__MATERIAL PROVIDED__
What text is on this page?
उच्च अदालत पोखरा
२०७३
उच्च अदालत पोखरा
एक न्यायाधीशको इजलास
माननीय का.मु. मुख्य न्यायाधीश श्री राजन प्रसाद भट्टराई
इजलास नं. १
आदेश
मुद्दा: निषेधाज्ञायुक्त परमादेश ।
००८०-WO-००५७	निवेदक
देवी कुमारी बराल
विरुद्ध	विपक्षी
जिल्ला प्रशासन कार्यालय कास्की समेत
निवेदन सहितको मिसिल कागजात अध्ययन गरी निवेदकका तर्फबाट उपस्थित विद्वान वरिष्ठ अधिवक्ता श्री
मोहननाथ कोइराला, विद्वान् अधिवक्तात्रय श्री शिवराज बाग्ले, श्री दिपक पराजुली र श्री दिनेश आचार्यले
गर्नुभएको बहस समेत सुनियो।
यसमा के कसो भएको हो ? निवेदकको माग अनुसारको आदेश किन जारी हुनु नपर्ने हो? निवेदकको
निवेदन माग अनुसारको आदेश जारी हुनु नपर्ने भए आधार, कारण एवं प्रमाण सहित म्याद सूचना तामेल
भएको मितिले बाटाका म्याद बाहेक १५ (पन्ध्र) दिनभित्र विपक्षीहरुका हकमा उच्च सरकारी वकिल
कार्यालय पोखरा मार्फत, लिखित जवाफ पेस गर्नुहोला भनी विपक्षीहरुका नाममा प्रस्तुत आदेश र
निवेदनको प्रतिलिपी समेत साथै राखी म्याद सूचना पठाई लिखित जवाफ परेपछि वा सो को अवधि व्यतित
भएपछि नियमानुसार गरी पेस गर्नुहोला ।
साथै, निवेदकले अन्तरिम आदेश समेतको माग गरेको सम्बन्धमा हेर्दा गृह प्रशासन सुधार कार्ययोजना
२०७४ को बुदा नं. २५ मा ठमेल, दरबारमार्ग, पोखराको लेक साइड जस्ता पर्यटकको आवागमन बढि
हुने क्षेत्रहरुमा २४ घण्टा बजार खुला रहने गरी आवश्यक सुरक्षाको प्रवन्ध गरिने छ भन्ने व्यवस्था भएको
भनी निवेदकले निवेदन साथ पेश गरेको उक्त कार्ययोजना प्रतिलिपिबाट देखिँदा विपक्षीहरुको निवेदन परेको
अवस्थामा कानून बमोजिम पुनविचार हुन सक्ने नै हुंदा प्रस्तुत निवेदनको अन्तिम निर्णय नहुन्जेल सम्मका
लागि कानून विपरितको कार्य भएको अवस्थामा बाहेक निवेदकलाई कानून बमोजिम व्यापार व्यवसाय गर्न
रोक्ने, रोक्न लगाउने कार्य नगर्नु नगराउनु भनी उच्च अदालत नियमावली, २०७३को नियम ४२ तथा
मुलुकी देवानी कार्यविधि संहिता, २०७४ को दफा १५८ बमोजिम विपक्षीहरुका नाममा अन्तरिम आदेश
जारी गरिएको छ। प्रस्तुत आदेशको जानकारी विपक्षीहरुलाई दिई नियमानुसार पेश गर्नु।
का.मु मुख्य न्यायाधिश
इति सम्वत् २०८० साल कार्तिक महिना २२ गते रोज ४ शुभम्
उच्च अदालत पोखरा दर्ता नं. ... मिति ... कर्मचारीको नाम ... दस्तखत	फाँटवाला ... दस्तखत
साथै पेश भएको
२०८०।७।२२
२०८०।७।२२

__EXERCISE DESCRIPTION__
Write out all of the records once more, exactly.

__OUTPUT__
What text is on this page?
उच्च अदालत पोखरा
२०७३
उच्च अदालत पोखरा
एक न्यायाधीशको इजलास
माननीय का.मु. मुख्य न्यायाधीश श्री राजन प्रसाद भट्टराई
इजलास नं. १
आदेश
मुद्दा: निषेधाज्ञायुक्त परमादेश ।
००८०-WO-००५७	निवेदक
देवी कुमारी बराल
विरुद्ध	विपक्षी
जिल्ला प्रशासन कार्यालय कास्की समेत
निवेदन सहितको मिसिल कागजात अध्ययन गरी निवेदकका तर्फबाट उपस्थित विद्वान वरिष्ठ अधिवक्ता श्री
मोहननाथ कोइराला, विद्वान् अधिवक्तात्रय श्री शिवराज बाग्ले, श्री दिपक पराजुली र श्री दिनेश आचार्यले
गर्नुभएको बहस समेत सुनियो।
यसमा के कसो भएको हो ? निवेदकको माग अनुसारको आदेश किन जारी हुनु नपर्ने हो? निवेदकको
निवेदन माग अनुसारको आदेश जारी हुनु नपर्ने भए आधार, कारण एवं प्रमाण सहित म्याद सूचना तामेल
भएको मितिले बाटाका म्याद बाहेक १५ (पन्ध्र) दिनभित्र विपक्षीहरुका हकमा उच्च सरकारी वकिल
कार्यालय पोखरा मार्फत, लिखित जवाफ पेस गर्नुहोला भनी विपक्षीहरुका नाममा प्रस्तुत आदेश र
निवेदनको प्रतिलिपी समेत साथै राखी म्याद सूचना पठाई लिखित जवाफ परेपछि वा सो को अवधि व्यतित
भएपछि नियमानुसार गरी पेस गर्नुहोला ।
साथै, निवेदकले अन्तरिम आदेश समेतको माग गरेको सम्बन्धमा हेर्दा गृह प्रशासन सुधार कार्ययोजना
२०७४ को बुदा नं. २५ मा ठमेल, दरबारमार्ग, पोखराको लेक साइड जस्ता पर्यटकको आवागमन बढि
हुने क्षेत्रहरुमा २४ घण्टा बजार खुला रहने गरी आवश्यक सुरक्षाको प्रवन्ध गरिने छ भन्ने व्यवस्था भएको
भनी निवेदकले निवेदन साथ पेश गरेको उक्त कार्ययोजना प्रतिलिपिबाट देखिँदा विपक्षीहरुको निवेदन परेको
अवस्थामा कानून बमोजिम पुनविचार हुन सक्ने नै हुंदा प्रस्तुत निवेदनको अन्तिम निर्णय नहुन्जेल सम्मका
लागि कानून विपरितको कार्य भएको अवस्थामा बाहेक निवेदकलाई कानून बमोजिम व्यापार व्यवसाय गर्न
रोक्ने, रोक्न लगाउने कार्य नगर्नु नगराउनु भनी उच्च अदालत नियमावली, २०७३को नियम ४२ तथा
मुलुकी देवानी कार्यविधि संहिता, २०७४ को दफा १५८ बमोजिम विपक्षीहरुका नाममा अन्तरिम आदेश
जारी गरिएको छ। प्रस्तुत आदेशको जानकारी विपक्षीहरुलाई दिई नियमानुसार पेश गर्नु।
का.मु मुख्य न्यायाधिश
इति सम्वत् २०८० साल कार्तिक महिना २२ गते रोज ४ शुभम्
उच्च अदालत पोखरा दर्ता नं. ... मिति ... कर्मचारीको नाम ... दस्तखत	फाँटवाला ... दस्तखत
साथै पेश भएको
२०८०।७।२२
२०८०।७।२२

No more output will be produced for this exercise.